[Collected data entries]
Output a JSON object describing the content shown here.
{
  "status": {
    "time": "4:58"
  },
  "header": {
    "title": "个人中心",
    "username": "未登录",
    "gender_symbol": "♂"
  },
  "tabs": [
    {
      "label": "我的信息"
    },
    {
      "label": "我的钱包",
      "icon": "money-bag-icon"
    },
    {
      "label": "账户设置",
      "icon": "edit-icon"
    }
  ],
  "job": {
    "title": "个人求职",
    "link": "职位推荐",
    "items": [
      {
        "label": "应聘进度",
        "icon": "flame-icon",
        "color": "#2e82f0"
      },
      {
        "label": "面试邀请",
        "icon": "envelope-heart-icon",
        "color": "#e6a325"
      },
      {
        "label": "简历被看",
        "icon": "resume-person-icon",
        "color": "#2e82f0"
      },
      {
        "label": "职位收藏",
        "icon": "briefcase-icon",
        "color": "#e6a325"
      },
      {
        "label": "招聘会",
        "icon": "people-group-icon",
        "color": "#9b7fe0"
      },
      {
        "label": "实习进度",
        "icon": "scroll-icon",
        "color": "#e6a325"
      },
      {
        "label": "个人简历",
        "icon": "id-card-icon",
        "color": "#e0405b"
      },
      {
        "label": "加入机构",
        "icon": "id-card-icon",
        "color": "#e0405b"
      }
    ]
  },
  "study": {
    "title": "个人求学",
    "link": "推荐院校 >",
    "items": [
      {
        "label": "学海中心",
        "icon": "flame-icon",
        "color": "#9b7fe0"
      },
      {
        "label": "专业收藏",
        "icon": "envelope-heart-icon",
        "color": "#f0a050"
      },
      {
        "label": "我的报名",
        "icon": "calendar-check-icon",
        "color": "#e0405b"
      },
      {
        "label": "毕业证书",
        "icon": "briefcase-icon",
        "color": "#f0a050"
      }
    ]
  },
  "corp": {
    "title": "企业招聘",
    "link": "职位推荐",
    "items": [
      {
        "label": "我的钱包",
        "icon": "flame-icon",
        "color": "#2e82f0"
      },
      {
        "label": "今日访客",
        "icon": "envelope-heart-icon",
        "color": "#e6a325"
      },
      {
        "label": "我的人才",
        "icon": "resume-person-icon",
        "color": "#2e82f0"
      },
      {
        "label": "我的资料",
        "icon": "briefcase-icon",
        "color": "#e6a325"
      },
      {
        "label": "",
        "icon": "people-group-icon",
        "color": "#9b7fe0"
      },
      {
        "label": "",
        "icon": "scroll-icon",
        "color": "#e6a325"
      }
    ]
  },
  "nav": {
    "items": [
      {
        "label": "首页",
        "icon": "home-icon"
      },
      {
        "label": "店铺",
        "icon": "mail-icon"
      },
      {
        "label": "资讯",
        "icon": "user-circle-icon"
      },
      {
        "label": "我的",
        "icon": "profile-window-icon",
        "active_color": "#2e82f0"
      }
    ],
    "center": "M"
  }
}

STATED GOAL
Go through the records and pull out each line that includes the word "title".

REPLY TO THE TASK
    "title": "个人中心",
    "title": "个人求职",
    "title": "个人求学",
    "title": "企业招聘",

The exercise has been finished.